- [Exercise tasks]:
**a)** In the Doctor Who blog post, who plays the psychiatrist Dr Moon?
**b)** Please carry on the Doctor Who blog post from its last sentence.

- [Quoted passage]:
begin

Be Quiet, Count the Shadows, and Run For Your Miserable Life
Like Mark Goodacre, I'm going to take a few moments to single out last night's Doctor Who story, Silence in the Library, as the best story of season four so far (even with part two yet to come). Writer Steven Moffat has proven himself again, and I'm delighted that he managed to craft this piece of horror around a planet-sized library.
Mark mentions the review from SFX which sums it up all right:
"After giving an entire generation of kids a phobia of statues with last-year’s Hugo-nominated Blink, Who showrunner elect Steven Moffat has now guaranteed they’ll also be sleeping with the lights on. The 'count the shadows' theme has the same elegant simplicity as Blink’s 'don’t look away', and Moffat once again shows he’s a master at mining maximum chill power from an unseen enemy. The Vashta Nerada may be faceless 'piranhas of the air' (aside from when they possess a spacesuit-clad skeleton), but no monster created courtesy of special effects could ever be as creepy as those which Moffat implants in your mind. To say they live in shadows all over the galaxy, even on Earth, might seem a little cruel to this planet’s more impressionable kids, but isn’t that what Doctor Who’s supposed to be about? The intriguing parallel plotline about the nameless little girl telling her psychiatrist Dr Moon (Colin Salmon) about the library in her head - or perhaps, as is hinted in the closing scenes, her world is fiction and the library reality - only serves to emphasise the episode’s claims to being the best of the series so far."My official verdict will have to wait for the second half of the story next week, but it's a fair bet that Moffat has outdone himself with this one. Silence in the Library/Forest of the Dead will definitely surpass The Empty Child/The Doctor Dances (season one), probably beat The Girl in the Fireplace (season two), and may even oust Blink (season three) as my all-time favorite. Moffat just keeps getting better.

end

- [Extracted records]:
begin

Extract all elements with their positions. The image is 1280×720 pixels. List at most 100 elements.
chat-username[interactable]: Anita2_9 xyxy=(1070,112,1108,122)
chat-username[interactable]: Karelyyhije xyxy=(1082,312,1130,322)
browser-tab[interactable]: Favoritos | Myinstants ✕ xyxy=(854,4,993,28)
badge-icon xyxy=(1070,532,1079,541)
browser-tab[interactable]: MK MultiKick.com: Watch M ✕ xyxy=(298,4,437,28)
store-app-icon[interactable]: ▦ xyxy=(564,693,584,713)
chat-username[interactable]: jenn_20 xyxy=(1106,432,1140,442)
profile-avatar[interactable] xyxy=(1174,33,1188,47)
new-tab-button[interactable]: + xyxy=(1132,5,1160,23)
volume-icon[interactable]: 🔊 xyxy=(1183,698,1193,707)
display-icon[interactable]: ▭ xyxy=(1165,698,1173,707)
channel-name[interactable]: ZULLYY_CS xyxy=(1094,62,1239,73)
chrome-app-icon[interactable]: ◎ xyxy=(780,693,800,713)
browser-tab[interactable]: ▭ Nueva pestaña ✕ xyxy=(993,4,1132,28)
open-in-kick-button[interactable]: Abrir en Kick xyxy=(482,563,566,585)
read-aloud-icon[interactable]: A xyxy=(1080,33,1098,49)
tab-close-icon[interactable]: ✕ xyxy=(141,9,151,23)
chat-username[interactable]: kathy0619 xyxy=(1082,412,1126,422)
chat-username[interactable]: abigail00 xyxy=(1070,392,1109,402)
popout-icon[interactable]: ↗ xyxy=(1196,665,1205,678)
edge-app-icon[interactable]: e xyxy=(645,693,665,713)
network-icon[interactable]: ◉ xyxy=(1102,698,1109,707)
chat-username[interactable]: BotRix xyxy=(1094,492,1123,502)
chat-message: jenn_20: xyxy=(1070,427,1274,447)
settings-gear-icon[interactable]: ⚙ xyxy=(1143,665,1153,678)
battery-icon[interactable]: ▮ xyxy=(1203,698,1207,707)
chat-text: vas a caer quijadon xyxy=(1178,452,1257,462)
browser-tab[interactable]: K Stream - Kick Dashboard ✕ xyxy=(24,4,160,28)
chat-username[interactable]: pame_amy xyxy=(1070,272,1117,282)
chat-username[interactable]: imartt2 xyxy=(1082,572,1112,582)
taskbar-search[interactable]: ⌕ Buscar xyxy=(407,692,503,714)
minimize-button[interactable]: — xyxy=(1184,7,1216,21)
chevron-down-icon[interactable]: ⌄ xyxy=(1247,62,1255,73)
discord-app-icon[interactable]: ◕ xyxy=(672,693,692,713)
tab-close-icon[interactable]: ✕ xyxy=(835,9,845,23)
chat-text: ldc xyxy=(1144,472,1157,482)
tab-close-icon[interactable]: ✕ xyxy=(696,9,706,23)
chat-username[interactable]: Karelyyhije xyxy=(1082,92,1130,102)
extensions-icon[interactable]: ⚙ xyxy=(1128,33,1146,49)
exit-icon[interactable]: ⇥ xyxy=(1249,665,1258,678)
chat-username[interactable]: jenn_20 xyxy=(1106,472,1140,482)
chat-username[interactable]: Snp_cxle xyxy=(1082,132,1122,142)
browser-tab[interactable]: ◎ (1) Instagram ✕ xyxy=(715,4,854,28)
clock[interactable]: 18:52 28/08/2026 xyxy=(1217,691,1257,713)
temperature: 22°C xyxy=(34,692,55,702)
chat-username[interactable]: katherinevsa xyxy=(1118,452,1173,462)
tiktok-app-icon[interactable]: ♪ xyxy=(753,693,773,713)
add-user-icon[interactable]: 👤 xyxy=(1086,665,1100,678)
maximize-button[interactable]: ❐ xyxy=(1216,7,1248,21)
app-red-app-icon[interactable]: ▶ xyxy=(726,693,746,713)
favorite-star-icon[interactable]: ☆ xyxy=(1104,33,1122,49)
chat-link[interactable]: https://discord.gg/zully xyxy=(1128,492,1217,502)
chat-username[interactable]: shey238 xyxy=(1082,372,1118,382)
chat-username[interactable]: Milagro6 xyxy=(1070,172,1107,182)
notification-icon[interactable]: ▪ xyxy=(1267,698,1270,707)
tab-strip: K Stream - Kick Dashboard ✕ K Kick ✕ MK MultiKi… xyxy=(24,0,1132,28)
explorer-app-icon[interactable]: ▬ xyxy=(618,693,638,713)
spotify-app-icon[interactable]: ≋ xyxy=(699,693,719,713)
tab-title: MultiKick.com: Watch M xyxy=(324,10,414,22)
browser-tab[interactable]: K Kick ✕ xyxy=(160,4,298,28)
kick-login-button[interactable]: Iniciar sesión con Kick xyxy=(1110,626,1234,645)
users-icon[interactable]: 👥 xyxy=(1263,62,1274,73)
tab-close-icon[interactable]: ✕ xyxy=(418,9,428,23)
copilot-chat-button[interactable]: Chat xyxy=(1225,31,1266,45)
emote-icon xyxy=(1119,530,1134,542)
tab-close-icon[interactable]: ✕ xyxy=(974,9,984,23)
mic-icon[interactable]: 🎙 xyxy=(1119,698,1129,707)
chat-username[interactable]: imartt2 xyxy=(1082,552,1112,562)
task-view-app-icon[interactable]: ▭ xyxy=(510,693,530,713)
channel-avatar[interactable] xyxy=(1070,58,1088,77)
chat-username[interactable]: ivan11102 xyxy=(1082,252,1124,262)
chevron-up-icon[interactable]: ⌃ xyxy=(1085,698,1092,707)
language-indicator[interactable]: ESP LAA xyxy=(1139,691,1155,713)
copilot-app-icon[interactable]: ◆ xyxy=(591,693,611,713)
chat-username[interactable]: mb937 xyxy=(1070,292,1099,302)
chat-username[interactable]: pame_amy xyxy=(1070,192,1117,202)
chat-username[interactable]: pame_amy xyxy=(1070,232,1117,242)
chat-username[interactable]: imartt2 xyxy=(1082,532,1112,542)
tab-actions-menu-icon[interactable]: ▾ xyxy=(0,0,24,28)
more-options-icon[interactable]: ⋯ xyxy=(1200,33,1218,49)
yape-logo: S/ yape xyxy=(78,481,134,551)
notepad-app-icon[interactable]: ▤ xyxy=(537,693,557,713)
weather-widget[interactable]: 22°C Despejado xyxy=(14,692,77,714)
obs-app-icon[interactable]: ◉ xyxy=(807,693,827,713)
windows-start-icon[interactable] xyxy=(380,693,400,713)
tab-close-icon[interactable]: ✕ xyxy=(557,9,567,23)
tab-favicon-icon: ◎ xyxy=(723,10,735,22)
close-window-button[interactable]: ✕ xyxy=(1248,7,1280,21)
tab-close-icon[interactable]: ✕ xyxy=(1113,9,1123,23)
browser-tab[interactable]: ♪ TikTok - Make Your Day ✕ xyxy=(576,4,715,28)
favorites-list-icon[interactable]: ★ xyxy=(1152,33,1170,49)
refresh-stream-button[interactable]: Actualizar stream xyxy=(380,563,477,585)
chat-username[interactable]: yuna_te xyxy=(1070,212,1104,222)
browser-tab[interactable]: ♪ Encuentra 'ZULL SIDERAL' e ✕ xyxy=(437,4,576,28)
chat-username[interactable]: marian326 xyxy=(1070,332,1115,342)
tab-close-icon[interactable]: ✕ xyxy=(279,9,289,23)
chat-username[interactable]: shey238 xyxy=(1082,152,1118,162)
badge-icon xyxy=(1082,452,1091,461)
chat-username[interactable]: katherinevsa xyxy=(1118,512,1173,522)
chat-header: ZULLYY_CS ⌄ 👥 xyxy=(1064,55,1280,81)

end

- [Task-by-task results]:
**a)** Colin Salmon

**b)**
4 Comments:
Spot on, Loren. I feel like I want to reduce all my ratings for previous episodes in the series now just to express how much I enjoyed this one. I agree too that I expect it to turn out even better than The Empty Child / The Doctor Dances and Girl in the Fireplace. It may equal Blink; surely it couldn't oust it?!
My new favourite review is http://www.behindthesofa.org.uk/2008/06/darkness-falls.html
(but read it all!)
Hi Mark,
At the very least, you should reduce your 4 1/2 for Partners in Crime -- a criminally high rating for the season opener, even allowing for your fluffy tastes. :)
But here's how the fans at Outpost Gallifrey feel to date about the season. Between 3000-4000 fans assigned each story a rating between 1-5. The first number is the percentage of voters who gave a perfect 5, the second a close 4, and the third is the total pecentage of 4 or 5 star votes.
No suprise, Moffat's masterpiece perches at the top (where I'm sure it will remain after the second part next week), while Davies' appalling season opener sits right at the bottom where it belongs (only 15% said 5 stars).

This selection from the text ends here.